Supplied records:
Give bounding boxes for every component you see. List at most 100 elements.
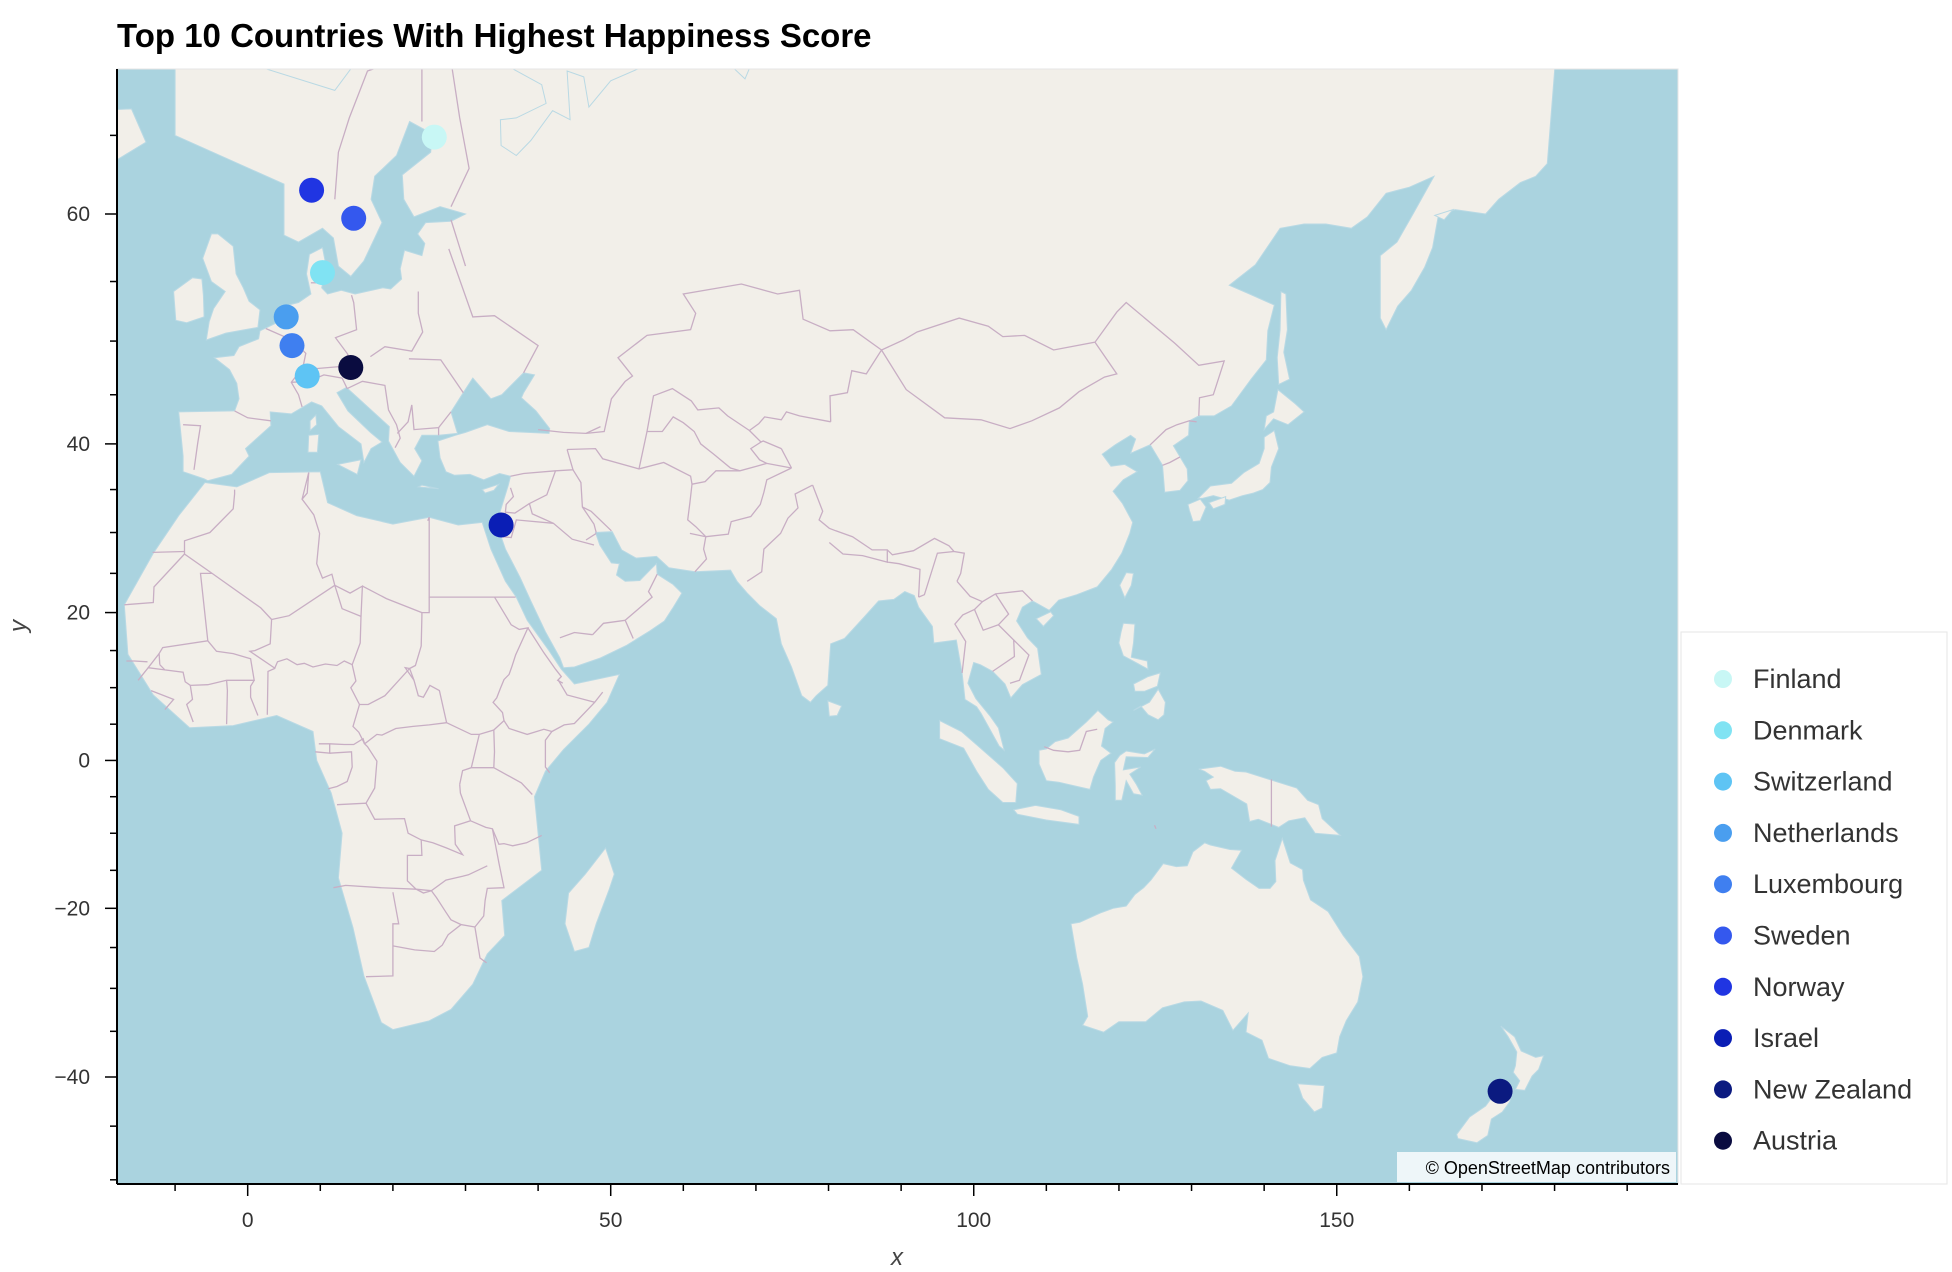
border-line-67 <box>328 751 353 790</box>
border-line-93 <box>592 619 626 636</box>
legend-item-sweden[interactable]: Sweden <box>1714 921 1851 951</box>
border-line-22 <box>501 519 554 539</box>
border-line-7 <box>334 69 376 200</box>
border-line-12 <box>408 358 464 394</box>
border-line-17 <box>538 426 601 435</box>
border-line-59 <box>406 839 488 892</box>
point-new-zealand[interactable] <box>1487 1078 1513 1104</box>
border-line-36 <box>994 593 1010 626</box>
y-axis-label: y <box>5 618 32 634</box>
land-taiwan <box>1119 572 1135 599</box>
y-axis: −40 −20 0 20 40 60 <box>54 69 118 1184</box>
border-line-57 <box>474 828 505 964</box>
legend-swatch <box>1714 823 1732 842</box>
border-line-79 <box>159 664 194 723</box>
legend-item-switzerland[interactable]: Switzerland <box>1714 767 1893 797</box>
legend-label: Denmark <box>1753 715 1863 745</box>
land-africa <box>123 471 621 1031</box>
point-luxembourg[interactable] <box>279 333 305 359</box>
border-line-13 <box>411 404 452 431</box>
land-srilanka <box>827 700 843 717</box>
border-line-81 <box>225 680 229 725</box>
land-hokkaido <box>1263 388 1305 432</box>
point-switzerland[interactable] <box>294 363 320 389</box>
legend-label: Finland <box>1753 664 1842 694</box>
border-line-40 <box>748 430 768 464</box>
legend-item-norway[interactable]: Norway <box>1714 972 1845 1002</box>
border-line-1 <box>183 424 202 470</box>
border-line-72 <box>362 585 423 614</box>
border-line-86 <box>150 689 175 711</box>
legend-label: Switzerland <box>1753 767 1893 797</box>
y-tick-label: −40 <box>54 1066 90 1089</box>
border-line-30 <box>887 561 921 598</box>
border-line-89 <box>624 573 658 621</box>
legend-item-luxembourg[interactable]: Luxembourg <box>1714 869 1903 899</box>
legend-swatch <box>1714 772 1732 791</box>
border-line-0 <box>234 410 271 422</box>
border-line-78 <box>124 553 185 606</box>
border-line-54 <box>493 767 533 795</box>
border-line-26 <box>689 467 792 538</box>
legend-item-netherlands[interactable]: Netherlands <box>1714 818 1899 848</box>
scatter-points <box>273 124 1513 1104</box>
border-line-92 <box>582 506 612 532</box>
border-line-60 <box>333 884 432 894</box>
land-sumatra <box>939 719 1018 803</box>
border-line-88 <box>427 517 430 521</box>
border-line-85 <box>126 660 148 663</box>
border-line-48 <box>408 597 553 774</box>
land-madagascar <box>564 846 615 953</box>
legend-item-israel[interactable]: Israel <box>1714 1023 1819 1053</box>
legend[interactable]: Finland Denmark Switzerland Netherlands Luxe… <box>1680 631 1948 1185</box>
legend-label: Austria <box>1753 1126 1838 1156</box>
x-axis-label: x <box>890 1244 904 1271</box>
border-line-38 <box>646 387 831 432</box>
legend-label: Norway <box>1753 972 1845 1002</box>
y-tick-label: −20 <box>54 897 90 920</box>
point-finland[interactable] <box>421 124 447 150</box>
border-line-55 <box>470 734 480 768</box>
border-line-68 <box>403 666 415 681</box>
legend-item-denmark[interactable]: Denmark <box>1714 715 1863 745</box>
x-tick-label: 0 <box>242 1209 254 1232</box>
land-sakhalin <box>1276 290 1291 386</box>
border-line-29 <box>828 542 888 563</box>
land-crete <box>416 484 439 490</box>
border-line-84 <box>147 653 160 669</box>
legend-label: New Zealand <box>1753 1074 1912 1104</box>
border-line-97 <box>1153 824 1157 830</box>
point-israel[interactable] <box>488 512 514 538</box>
point-norway[interactable] <box>299 177 325 203</box>
border-line-27 <box>746 484 813 582</box>
point-sweden[interactable] <box>341 205 367 231</box>
legend-item-new-zealand[interactable]: New Zealand <box>1714 1074 1912 1104</box>
legend-swatch <box>1714 721 1732 740</box>
point-denmark[interactable] <box>310 260 335 286</box>
chart-title: Top 10 Countries With Highest Happiness … <box>117 17 872 54</box>
legend-item-austria[interactable]: Austria <box>1714 1126 1838 1156</box>
point-austria[interactable] <box>338 355 364 380</box>
legend-item-finland[interactable]: Finland <box>1714 664 1842 694</box>
land-mindanao <box>1133 688 1166 721</box>
border-line-53 <box>459 729 496 785</box>
x-tick-label: 50 <box>599 1209 622 1232</box>
land-honshu <box>1196 429 1280 501</box>
point-netherlands[interactable] <box>273 304 299 330</box>
border-line-56 <box>459 784 542 847</box>
land-eurasia <box>174 69 1556 752</box>
legend-swatch <box>1714 875 1732 894</box>
border-line-15 <box>396 404 413 434</box>
border-line-73 <box>334 585 362 618</box>
land-iceland <box>117 108 147 161</box>
x-tick-label: 150 <box>1319 1209 1354 1232</box>
border-line-32 <box>954 580 984 673</box>
land-newguinea <box>1198 765 1342 837</box>
legend-swatch <box>1714 1131 1732 1150</box>
attribution-box: © OpenStreetMap contributors <box>1397 1152 1676 1182</box>
x-tick-label: 100 <box>956 1209 991 1232</box>
plot-area[interactable] <box>82 0 1678 1184</box>
border-line-37 <box>585 283 882 435</box>
border-line-46 <box>1162 456 1181 466</box>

What this task involves: Give every line of the records above as a Markdown table with the columns Row and Line, numbering the rows and skipping blank lines. Leave the pictures out.

Response to this exercise:
| Row | Line |
|---|---|
| 1 | Give bounding boxes for every component you see. List at most 100 elements. |
| 2 | border-line-67 <box>328 751 353 790</box> |
| 3 | border-line-93 <box>592 619 626 636</box> |
| 4 | legend-item-sweden[interactable]: Sweden <box>1714 921 1851 951</box> |
| 5 | border-line-22 <box>501 519 554 539</box> |
| 6 | border-line-7 <box>334 69 376 200</box> |
| 7 | border-line-12 <box>408 358 464 394</box> |
| 8 | border-line-17 <box>538 426 601 435</box> |
| 9 | border-line-59 <box>406 839 488 892</box> |
| 10 | point-new-zealand[interactable] <box>1487 1078 1513 1104</box> |
| 11 | border-line-36 <box>994 593 1010 626</box> |
| 12 | y-axis-label: y <box>5 618 32 634</box> |
| 13 | land-taiwan <box>1119 572 1135 599</box> |
| 14 | y-axis: −40 −20 0 20 40 60 <box>54 69 118 1184</box> |
| 15 | border-line-57 <box>474 828 505 964</box> |
| 16 | legend-swatch <box>1714 823 1732 842</box> |
| 17 | border-line-79 <box>159 664 194 723</box> |
| 18 | legend-item-switzerland[interactable]: Switzerland <box>1714 767 1893 797</box> |
| 19 | legend-label: Denmark <box>1753 715 1863 745</box> |
| 20 | land-africa <box>123 471 621 1031</box> |
| 21 | point-luxembourg[interactable] <box>279 333 305 359</box> |
| 22 | border-line-13 <box>411 404 452 431</box> |
| 23 | land-srilanka <box>827 700 843 717</box> |
| 24 | border-line-81 <box>225 680 229 725</box> |
| 25 | land-hokkaido <box>1263 388 1305 432</box> |
| 26 | point-switzerland[interactable] <box>294 363 320 389</box> |
| 27 | legend-label: Finland <box>1753 664 1842 694</box> |
| 28 | border-line-40 <box>748 430 768 464</box> |
| 29 | legend-item-norway[interactable]: Norway <box>1714 972 1845 1002</box> |
| 30 | border-line-1 <box>183 424 202 470</box> |
| 31 | border-line-72 <box>362 585 423 614</box> |
| 32 | border-line-86 <box>150 689 175 711</box> |
| 33 | legend-label: Switzerland <box>1753 767 1893 797</box> |
| 34 | y-tick-label: −40 <box>54 1066 90 1089</box> |
| 35 | border-line-30 <box>887 561 921 598</box> |
| 36 | border-line-89 <box>624 573 658 621</box> |
| 37 | legend-item-luxembourg[interactable]: Luxembourg <box>1714 869 1903 899</box> |
| 38 | legend-swatch <box>1714 772 1732 791</box> |
| 39 | border-line-0 <box>234 410 271 422</box> |
| 40 | border-line-78 <box>124 553 185 606</box> |
| 41 | border-line-54 <box>493 767 533 795</box> |
| 42 | border-line-26 <box>689 467 792 538</box> |
| 43 | legend-item-netherlands[interactable]: Netherlands <box>1714 818 1899 848</box> |
| 44 | scatter-points <box>273 124 1513 1104</box> |
| 45 | border-line-92 <box>582 506 612 532</box> |
| 46 | border-line-60 <box>333 884 432 894</box> |
| 47 | land-sumatra <box>939 719 1018 803</box> |
| 48 | border-line-88 <box>427 517 430 521</box> |
| 49 | border-line-85 <box>126 660 148 663</box> |
| 50 | border-line-48 <box>408 597 553 774</box> |
| 51 | land-madagascar <box>564 846 615 953</box> |
| 52 | legend-item-israel[interactable]: Israel <box>1714 1023 1819 1053</box> |
| 53 | legend[interactable]: Finland Denmark Switzerland Netherlands Luxe… <box>1680 631 1948 1185</box> |
| 54 | legend-label: Austria <box>1753 1126 1838 1156</box> |
| 55 | x-axis-label: x <box>890 1244 904 1271</box> |
| 56 | border-line-38 <box>646 387 831 432</box> |
| 57 | legend-label: Norway <box>1753 972 1845 1002</box> |
| 58 | y-tick-label: −20 <box>54 897 90 920</box> |
| 59 | point-finland[interactable] <box>421 124 447 150</box> |
| 60 | border-line-55 <box>470 734 480 768</box> |
| 61 | border-line-68 <box>403 666 415 681</box> |
| 62 | legend-item-denmark[interactable]: Denmark <box>1714 715 1863 745</box> |
| 63 | x-tick-label: 0 <box>242 1209 254 1232</box> |
| 64 | land-sakhalin <box>1276 290 1291 386</box> |
| 65 | border-line-29 <box>828 542 888 563</box> |
| 66 | land-crete <box>416 484 439 490</box> |
| 67 | border-line-84 <box>147 653 160 669</box> |
| 68 | legend-label: New Zealand <box>1753 1074 1912 1104</box> |
| 69 | border-line-97 <box>1153 824 1157 830</box> |
| 70 | point-israel[interactable] <box>488 512 514 538</box> |
| 71 | point-norway[interactable] <box>299 177 325 203</box> |
| 72 | border-line-27 <box>746 484 813 582</box> |
| 73 | point-sweden[interactable] <box>341 205 367 231</box> |
| 74 | legend-item-new-zealand[interactable]: New Zealand <box>1714 1074 1912 1104</box> |
| 75 | legend-swatch <box>1714 721 1732 740</box> |
| 76 | point-denmark[interactable] <box>310 260 335 286</box> |
| 77 | chart-title: Top 10 Countries With Highest Happiness … <box>117 17 872 54</box> |
| 78 | legend-item-austria[interactable]: Austria <box>1714 1126 1838 1156</box> |
| 79 | point-austria[interactable] <box>338 355 364 380</box> |
| 80 | legend-item-finland[interactable]: Finland <box>1714 664 1842 694</box> |
| 81 | land-mindanao <box>1133 688 1166 721</box> |
| 82 | border-line-53 <box>459 729 496 785</box> |
| 83 | x-tick-label: 50 <box>599 1209 622 1232</box> |
| 84 | land-honshu <box>1196 429 1280 501</box> |
| 85 | point-netherlands[interactable] <box>273 304 299 330</box> |
| 86 | border-line-56 <box>459 784 542 847</box> |
| 87 | land-eurasia <box>174 69 1556 752</box> |
| 88 | legend-swatch <box>1714 875 1732 894</box> |
| 89 | border-line-15 <box>396 404 413 434</box> |
| 90 | border-line-73 <box>334 585 362 618</box> |
| 91 | land-iceland <box>117 108 147 161</box> |
| 92 | x-tick-label: 150 <box>1319 1209 1354 1232</box> |
| 93 | border-line-32 <box>954 580 984 673</box> |
| 94 | land-newguinea <box>1198 765 1342 837</box> |
| 95 | legend-swatch <box>1714 1131 1732 1150</box> |
| 96 | attribution-box: © OpenStreetMap contributors <box>1397 1152 1676 1182</box> |
| 97 | x-tick-label: 100 <box>956 1209 991 1232</box> |
| 98 | plot-area[interactable] <box>82 0 1678 1184</box> |
| 99 | border-line-37 <box>585 283 882 435</box> |
| 100 | border-line-46 <box>1162 456 1181 466</box> |